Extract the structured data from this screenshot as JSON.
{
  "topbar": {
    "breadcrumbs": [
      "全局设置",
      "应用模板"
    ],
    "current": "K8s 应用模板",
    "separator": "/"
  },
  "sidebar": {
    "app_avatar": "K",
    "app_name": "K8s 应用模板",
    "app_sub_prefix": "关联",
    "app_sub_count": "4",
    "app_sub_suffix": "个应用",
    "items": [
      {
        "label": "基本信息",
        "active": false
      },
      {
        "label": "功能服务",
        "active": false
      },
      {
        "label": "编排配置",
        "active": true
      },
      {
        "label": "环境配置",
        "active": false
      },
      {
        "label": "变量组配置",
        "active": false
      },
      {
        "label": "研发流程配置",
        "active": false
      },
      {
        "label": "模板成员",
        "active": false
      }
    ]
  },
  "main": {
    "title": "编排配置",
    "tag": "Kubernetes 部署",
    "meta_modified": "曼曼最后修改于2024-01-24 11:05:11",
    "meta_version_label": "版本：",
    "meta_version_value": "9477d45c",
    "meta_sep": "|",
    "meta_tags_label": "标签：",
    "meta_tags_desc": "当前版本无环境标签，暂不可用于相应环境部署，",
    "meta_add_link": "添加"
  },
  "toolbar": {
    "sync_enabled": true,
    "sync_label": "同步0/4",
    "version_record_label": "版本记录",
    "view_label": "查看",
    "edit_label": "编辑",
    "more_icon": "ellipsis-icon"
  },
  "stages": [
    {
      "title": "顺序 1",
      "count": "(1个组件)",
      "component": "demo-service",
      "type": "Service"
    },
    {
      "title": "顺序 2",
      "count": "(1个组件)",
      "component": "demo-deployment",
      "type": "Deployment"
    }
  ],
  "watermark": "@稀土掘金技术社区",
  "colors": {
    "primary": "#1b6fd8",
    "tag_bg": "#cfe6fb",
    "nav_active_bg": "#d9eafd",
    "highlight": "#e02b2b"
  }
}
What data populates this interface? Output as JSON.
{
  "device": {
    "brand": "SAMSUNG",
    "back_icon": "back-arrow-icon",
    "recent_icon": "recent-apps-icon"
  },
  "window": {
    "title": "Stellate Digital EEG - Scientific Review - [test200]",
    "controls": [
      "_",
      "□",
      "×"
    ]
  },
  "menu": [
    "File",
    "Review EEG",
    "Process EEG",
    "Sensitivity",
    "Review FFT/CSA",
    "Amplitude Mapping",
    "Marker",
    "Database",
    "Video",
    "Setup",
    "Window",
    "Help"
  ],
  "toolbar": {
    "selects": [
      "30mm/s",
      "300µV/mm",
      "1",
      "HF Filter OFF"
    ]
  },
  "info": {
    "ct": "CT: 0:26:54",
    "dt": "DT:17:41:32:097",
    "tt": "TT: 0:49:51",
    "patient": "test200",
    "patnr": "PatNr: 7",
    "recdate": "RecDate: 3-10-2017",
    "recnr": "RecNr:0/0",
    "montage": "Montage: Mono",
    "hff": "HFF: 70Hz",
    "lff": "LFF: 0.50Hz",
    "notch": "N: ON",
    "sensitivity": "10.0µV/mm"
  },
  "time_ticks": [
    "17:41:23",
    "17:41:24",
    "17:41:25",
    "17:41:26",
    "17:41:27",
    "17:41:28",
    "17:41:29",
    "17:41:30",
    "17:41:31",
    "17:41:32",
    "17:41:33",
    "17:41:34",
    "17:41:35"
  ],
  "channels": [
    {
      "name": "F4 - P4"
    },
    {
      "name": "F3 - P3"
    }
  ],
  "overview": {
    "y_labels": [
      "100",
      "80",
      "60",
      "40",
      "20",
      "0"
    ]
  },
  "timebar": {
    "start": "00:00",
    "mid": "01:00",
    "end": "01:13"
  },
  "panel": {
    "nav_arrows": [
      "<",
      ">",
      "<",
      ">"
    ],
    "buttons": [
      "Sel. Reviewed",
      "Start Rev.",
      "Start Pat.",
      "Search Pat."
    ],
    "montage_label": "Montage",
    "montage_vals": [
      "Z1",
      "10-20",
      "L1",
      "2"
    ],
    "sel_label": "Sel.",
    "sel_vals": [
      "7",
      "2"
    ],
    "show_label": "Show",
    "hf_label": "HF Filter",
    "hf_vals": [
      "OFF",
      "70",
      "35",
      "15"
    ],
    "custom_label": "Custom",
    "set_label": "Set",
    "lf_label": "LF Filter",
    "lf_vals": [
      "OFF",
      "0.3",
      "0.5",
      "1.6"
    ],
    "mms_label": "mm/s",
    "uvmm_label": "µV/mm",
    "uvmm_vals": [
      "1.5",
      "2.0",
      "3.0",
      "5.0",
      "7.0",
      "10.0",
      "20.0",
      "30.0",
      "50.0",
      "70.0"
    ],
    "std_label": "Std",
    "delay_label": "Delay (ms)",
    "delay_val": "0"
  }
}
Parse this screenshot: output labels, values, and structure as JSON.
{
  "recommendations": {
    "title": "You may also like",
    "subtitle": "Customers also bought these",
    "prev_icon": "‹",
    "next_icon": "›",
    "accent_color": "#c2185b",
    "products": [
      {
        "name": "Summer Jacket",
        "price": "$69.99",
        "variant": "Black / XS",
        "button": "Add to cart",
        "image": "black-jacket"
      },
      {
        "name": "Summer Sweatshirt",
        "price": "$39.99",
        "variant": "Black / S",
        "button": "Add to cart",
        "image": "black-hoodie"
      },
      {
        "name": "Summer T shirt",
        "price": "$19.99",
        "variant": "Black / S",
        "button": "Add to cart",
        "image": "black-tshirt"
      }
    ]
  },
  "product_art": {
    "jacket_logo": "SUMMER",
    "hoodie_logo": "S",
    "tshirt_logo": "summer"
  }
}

******

▶ [To be done] Pull out all lines from the listing that contain the string "component".

▶ [Answer for this exercise]
      "component": "demo-service",
      "component": "demo-deployment",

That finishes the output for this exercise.